> _Your instructions_: Transcribe every line of the listing below without any deviation.

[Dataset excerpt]
■ ■ ■ ■

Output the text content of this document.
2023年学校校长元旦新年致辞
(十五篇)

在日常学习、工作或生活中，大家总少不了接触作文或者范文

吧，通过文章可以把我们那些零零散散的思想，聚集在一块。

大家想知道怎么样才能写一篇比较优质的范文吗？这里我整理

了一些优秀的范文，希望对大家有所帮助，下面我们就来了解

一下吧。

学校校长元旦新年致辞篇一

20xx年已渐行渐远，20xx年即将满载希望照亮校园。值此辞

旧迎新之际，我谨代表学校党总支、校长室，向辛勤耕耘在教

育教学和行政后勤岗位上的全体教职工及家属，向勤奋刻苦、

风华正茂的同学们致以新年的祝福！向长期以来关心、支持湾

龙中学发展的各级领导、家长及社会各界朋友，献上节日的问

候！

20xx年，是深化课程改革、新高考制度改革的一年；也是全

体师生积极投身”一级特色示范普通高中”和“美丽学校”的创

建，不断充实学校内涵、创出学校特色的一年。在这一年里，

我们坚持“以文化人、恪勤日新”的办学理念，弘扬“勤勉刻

■ ■ ■ ■

> _Result of this exercise_:
Output the text content of this document.
2023年学校校长元旦新年致辞
(十五篇)

在日常学习、工作或生活中，大家总少不了接触作文或者范文

吧，通过文章可以把我们那些零零散散的思想，聚集在一块。

大家想知道怎么样才能写一篇比较优质的范文吗？这里我整理

了一些优秀的范文，希望对大家有所帮助，下面我们就来了解

一下吧。

学校校长元旦新年致辞篇一

20xx年已渐行渐远，20xx年即将满载希望照亮校园。值此辞

旧迎新之际，我谨代表学校党总支、校长室，向辛勤耕耘在教

育教学和行政后勤岗位上的全体教职工及家属，向勤奋刻苦、

风华正茂的同学们致以新年的祝福！向长期以来关心、支持湾

龙中学发展的各级领导、家长及社会各界朋友，献上节日的问

候！

20xx年，是深化课程改革、新高考制度改革的一年；也是全

体师生积极投身”一级特色示范普通高中”和“美丽学校”的创

建，不断充实学校内涵、创出学校特色的一年。在这一年里，

我们坚持“以文化人、恪勤日新”的办学理念，弘扬“勤勉刻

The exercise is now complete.